▸ **Written exercise**
Using the cross step polka text below, answer each question and mark each answer with its letter.
(a) In what city and year was DeGarmo's The Dance of Society published?
(b) Which part of the dance does the lady start with?
(c) What name does Gilbert give to Part Two?

▸ **Source text**
Here's an intriguing little polka variation from late nineteenth century America: the cross step polka, which is found in both M. B. Gilbert's Round Dancing (Portland, Maine, 1890) and William B. DeGarmo's The Dance of Society, Fifth Edition, Revised and Enlarged (New York, 1892). It's quite easy to do and is particularly interesting because the partners dance different steps at the same time while in a close ballroom hold, which is quite unusual in late-nineteenth century couple dancing.
Some earlier examples of this kind of mismatched footwork include the slow French waltz and sauteuse described by Thomas Wilson in 1816, the old valse à trois temps, and Cellarius' valse à cinq temps of the 1840s. But in all of those cases, the mismatched steps are the basic steps of the dance rather than a variation. That suggests an unusual problem: how does one lead one's partner into different footwork for a variation when one is not doing the same footwork oneself?
Pretty easily, it turns out!
But first let's talk about the steps of the Cross Step Polka itself. The reconstruction is fairly straightforward:
Part One (two measures)
1&2& Slide left, hop on left, step on right crossed in front of left, hop on right
1&2 Slide left, close (or cut) right to left, leap gently onto left, making a half-turn
Part Two (two measures)
1&2& Slide right, close left to right, slide right, close left to right
1&2 Slide right, close (or cut) left to right, leap gently onto right, making a half-turn
The steps given are for both dancers; the lady does not dance opposite. Instead, the gentleman starts with Part One and the lady with Part Two. On the third and fourth measures (lady dancing Part One, gentleman Part Two), they will be dancing "over elbows", but the feet are still as above.
Notice that the second measure of both parts is a polka half-turn, so the mismatch is only in the first and third measures. The gentleman's steps can be thought of as "step-hop-step-hop, pol-ka-turn, slide-close-slide-close, pol-ka-turn." The lady's are "slide-close-slide-close, pol-ka-turn, step-hop-step-hop, pol-ka-turn." Gilbert describes Part Two as the Glide Polka, which I discussed briefly here.
When I first looked at the Cross Step Polka in Gilbert, I was so startled by the mismatched footwork that I wondered if I were reading his instructions correctly. Rather than the standard catchphrases like "Counterpart for the lady" or "Lady starts on opposite foot" or "Lady dances opposite", Gilbert wrote:
The lady commences at second part; doing second part while the gentleman does first part, and vice-versa.
That's reasonably clear, but it still seemed so odd to me that it was not until I cross-checked DeGarmo that I was quite certain:
While the gentleman is doing the "cross step," the lady does the Esmeralda and vice-versa.
I'll get back to that disconcerting "Esmeralda" in a bit; first let me talk about some practical issues in dancing the Cross Step Polka.
1. The dancer's body naturally turns slightly to face the line of dance during the first measure of Part One, making the slide-hop-cross-hop sequence feel rather like skipping: step-hop, step-hop. It's fun!

▸ **Information given**
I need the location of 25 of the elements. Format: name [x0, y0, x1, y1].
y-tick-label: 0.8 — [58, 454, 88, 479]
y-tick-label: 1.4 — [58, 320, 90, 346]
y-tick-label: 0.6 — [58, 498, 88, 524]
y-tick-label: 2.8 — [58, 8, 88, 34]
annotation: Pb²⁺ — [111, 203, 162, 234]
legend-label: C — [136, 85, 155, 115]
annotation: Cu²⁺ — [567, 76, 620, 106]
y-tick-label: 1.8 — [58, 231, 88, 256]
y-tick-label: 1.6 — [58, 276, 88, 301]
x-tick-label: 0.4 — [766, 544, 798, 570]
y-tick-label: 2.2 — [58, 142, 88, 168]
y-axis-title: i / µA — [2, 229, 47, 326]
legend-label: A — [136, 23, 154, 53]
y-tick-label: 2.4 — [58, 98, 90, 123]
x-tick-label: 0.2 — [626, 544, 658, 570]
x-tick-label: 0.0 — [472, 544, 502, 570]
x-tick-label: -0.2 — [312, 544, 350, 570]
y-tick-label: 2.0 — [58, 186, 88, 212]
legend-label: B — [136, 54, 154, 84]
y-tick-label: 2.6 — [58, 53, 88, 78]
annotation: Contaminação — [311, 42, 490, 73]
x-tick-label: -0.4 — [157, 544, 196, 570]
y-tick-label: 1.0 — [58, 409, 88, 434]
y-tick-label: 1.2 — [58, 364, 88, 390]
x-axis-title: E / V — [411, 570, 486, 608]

▸ **Expected answer**
(a) New York, 1892
(b) Part Two
(c) The Glide Polka